* [REQUIRED TASK]: Type out the data exactly as given. Skip any image.

* [DATA TO PROCESS]:
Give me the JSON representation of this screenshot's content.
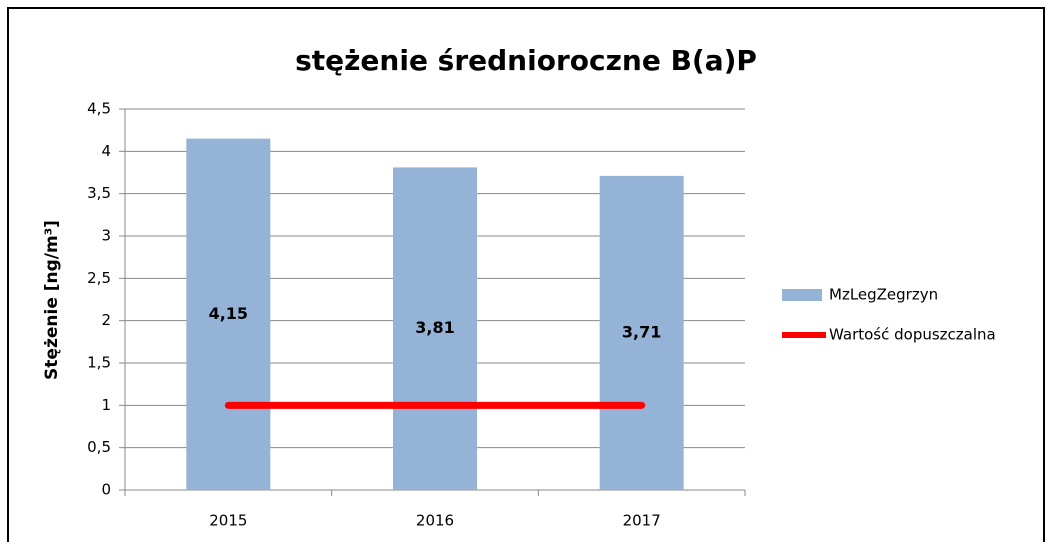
{
  "chart_data": {
    "type": "bar",
    "title": "stężenie średnioroczne B(a)P",
    "ylabel": "Stężenie [ng/m³]",
    "categories": [
      "2015",
      "2016",
      "2017"
    ],
    "series": [
      {
        "name": "MzLegZegrzyn",
        "type": "bar",
        "color": "#95b3d7",
        "values": [
          4.15,
          3.81,
          3.71
        ],
        "value_labels": [
          "4,15",
          "3,81",
          "3,71"
        ]
      },
      {
        "name": "Wartość dopuszczalna",
        "type": "line",
        "color": "#ff0000",
        "values": [
          1,
          1,
          1
        ]
      }
    ],
    "ylim": [
      0,
      4.5
    ],
    "yticks": [
      0,
      {
        "value": 0.5,
        "label": "0,5"
      },
      1,
      {
        "value": 1.5,
        "label": "1,5"
      },
      2,
      {
        "value": 2.5,
        "label": "2,5"
      },
      3,
      {
        "value": 3.5,
        "label": "3,5"
      },
      4,
      {
        "value": 4.5,
        "label": "4,5"
      }
    ],
    "grid": true,
    "legend": "right"
  }
}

* [ANSWER FOR THE TASK]:
Give me the JSON representation of this screenshot's content.
{
  "chart_data": {
    "type": "bar",
    "title": "stężenie średnioroczne B(a)P",
    "ylabel": "Stężenie [ng/m³]",
    "categories": [
      "2015",
      "2016",
      "2017"
    ],
    "series": [
      {
        "name": "MzLegZegrzyn",
        "type": "bar",
        "color": "#95b3d7",
        "values": [
          4.15,
          3.81,
          3.71
        ],
        "value_labels": [
          "4,15",
          "3,81",
          "3,71"
        ]
      },
      {
        "name": "Wartość dopuszczalna",
        "type": "line",
        "color": "#ff0000",
        "values": [
          1,
          1,
          1
        ]
      }
    ],
    "ylim": [
      0,
      4.5
    ],
    "yticks": [
      0,
      {
        "value": 0.5,
        "label": "0,5"
      },
      1,
      {
        "value": 1.5,
        "label": "1,5"
      },
      2,
      {
        "value": 2.5,
        "label": "2,5"
      },
      3,
      {
        "value": 3.5,
        "label": "3,5"
      },
      4,
      {
        "value": 4.5,
        "label": "4,5"
      }
    ],
    "grid": true,
    "legend": "right"
  }
}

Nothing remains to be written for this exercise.